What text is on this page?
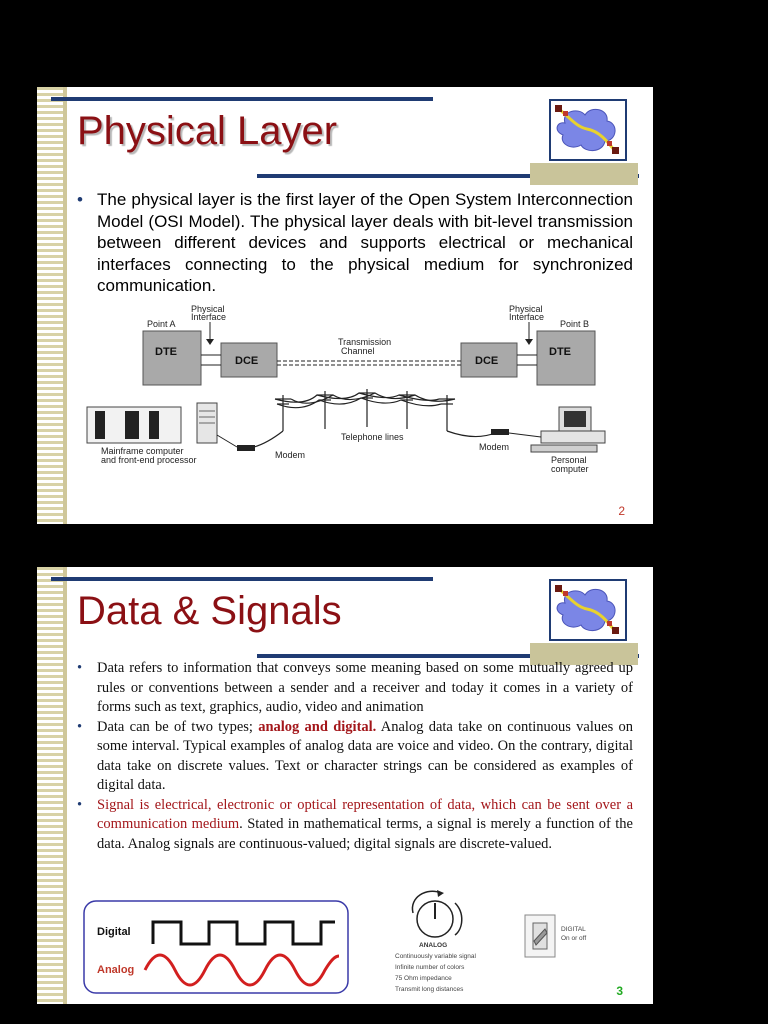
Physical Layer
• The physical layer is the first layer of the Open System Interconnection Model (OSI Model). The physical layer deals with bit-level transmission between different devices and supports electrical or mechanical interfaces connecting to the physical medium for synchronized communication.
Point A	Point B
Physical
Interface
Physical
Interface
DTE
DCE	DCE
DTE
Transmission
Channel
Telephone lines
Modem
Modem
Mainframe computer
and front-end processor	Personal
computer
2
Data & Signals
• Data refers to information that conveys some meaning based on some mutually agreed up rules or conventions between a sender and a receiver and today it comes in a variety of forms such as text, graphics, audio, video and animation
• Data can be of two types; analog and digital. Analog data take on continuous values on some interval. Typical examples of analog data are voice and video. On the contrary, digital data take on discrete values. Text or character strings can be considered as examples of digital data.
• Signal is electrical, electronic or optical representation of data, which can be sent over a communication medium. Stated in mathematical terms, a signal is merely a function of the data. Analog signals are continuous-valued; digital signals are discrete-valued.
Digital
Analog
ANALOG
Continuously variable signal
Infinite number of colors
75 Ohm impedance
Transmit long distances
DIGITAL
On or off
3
··········
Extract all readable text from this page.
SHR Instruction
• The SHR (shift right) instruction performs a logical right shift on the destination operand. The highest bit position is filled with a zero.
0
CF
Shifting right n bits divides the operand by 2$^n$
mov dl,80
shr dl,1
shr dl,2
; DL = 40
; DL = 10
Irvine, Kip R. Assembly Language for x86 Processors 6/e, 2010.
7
··········
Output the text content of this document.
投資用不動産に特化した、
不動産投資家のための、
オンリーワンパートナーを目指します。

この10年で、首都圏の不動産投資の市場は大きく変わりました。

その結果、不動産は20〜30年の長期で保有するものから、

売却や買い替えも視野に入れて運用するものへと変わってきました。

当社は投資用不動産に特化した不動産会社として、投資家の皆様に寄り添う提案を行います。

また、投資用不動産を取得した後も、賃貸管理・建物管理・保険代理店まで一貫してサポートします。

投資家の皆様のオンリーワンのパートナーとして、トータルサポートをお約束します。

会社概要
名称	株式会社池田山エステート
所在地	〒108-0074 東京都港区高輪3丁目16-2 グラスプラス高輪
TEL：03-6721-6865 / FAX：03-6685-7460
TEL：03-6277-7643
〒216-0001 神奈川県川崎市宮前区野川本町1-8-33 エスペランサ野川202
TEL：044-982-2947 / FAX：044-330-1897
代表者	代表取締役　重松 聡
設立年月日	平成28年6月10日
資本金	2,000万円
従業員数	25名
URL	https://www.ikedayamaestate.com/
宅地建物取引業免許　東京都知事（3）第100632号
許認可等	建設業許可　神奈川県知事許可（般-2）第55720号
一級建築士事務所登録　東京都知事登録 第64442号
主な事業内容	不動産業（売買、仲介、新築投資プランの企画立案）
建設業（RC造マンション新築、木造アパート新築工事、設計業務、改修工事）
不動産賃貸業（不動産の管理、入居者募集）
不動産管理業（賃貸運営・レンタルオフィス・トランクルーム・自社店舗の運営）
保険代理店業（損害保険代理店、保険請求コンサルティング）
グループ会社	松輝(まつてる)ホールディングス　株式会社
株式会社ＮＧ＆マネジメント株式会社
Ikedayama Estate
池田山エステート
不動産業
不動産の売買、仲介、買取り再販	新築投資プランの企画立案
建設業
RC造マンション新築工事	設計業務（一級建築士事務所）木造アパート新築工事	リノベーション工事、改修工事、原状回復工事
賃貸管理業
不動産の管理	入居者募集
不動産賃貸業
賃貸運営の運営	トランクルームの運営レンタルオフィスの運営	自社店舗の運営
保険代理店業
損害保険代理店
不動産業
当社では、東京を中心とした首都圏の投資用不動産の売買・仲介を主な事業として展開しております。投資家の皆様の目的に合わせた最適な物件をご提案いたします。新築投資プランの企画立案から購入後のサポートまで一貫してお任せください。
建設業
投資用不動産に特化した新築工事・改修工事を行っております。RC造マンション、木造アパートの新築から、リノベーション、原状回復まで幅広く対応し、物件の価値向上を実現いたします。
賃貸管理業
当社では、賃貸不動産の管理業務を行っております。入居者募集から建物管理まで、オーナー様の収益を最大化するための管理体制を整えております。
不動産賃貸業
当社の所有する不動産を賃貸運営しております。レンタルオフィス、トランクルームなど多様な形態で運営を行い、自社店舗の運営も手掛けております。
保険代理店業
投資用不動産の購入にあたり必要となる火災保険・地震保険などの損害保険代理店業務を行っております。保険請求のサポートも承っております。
··········
Work to do =>
Working from the listing above, pick out every line that has "between" and copy it.

Solved problem =>
• The physical layer is the first layer of the Open System Interconnection Model (OSI Model). The physical layer deals with bit-level transmission between different devices and supports electrical or mechanical interfaces connecting to the physical medium for synchronized communication.
• Data refers to information that conveys some meaning based on some mutually agreed up rules or conventions between a sender and a receiver and today it comes in a variety of forms such as text, graphics, audio, video and animation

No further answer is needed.